**Your goal**
List each line holding the string "calendar".

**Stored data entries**
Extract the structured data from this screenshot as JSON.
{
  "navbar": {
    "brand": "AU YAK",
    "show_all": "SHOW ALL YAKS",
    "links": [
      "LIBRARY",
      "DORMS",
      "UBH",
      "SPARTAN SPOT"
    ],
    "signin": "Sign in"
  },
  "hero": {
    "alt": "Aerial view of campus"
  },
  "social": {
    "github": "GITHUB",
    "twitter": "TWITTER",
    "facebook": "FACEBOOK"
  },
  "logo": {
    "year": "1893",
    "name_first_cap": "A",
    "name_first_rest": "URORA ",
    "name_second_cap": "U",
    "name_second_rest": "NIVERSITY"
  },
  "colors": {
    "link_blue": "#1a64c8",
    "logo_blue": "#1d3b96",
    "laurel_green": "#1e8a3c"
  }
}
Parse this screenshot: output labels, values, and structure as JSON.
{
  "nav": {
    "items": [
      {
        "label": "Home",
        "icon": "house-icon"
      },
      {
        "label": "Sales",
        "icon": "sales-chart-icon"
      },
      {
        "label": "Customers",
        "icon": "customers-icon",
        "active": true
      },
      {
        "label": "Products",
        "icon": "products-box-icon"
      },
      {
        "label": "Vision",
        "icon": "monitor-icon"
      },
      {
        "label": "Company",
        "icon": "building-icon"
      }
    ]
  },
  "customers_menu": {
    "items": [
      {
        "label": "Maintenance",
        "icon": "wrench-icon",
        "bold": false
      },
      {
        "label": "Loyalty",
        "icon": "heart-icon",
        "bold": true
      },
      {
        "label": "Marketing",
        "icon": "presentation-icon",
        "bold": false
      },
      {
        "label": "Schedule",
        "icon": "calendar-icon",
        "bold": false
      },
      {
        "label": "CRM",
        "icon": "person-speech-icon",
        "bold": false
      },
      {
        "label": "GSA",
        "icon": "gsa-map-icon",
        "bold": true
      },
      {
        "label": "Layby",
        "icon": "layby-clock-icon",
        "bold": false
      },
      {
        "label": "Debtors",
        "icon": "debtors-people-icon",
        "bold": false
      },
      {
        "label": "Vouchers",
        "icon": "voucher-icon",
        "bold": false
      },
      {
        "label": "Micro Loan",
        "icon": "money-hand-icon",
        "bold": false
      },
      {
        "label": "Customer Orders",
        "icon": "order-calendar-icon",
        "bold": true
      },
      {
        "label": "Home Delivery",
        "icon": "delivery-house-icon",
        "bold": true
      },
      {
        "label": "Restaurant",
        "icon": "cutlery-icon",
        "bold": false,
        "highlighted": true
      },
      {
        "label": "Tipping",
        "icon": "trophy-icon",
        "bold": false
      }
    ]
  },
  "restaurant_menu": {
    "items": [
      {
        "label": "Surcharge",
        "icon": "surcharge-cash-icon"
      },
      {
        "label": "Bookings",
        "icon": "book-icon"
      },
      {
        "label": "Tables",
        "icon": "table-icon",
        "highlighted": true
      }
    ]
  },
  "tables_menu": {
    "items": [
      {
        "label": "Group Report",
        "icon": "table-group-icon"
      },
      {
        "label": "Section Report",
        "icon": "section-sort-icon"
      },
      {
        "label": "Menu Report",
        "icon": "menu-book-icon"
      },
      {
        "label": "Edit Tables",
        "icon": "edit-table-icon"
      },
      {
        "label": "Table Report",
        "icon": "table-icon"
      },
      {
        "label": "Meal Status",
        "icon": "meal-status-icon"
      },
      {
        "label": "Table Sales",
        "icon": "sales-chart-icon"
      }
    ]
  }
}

**Solution**
        "icon": "calendar-icon",
        "icon": "order-calendar-icon",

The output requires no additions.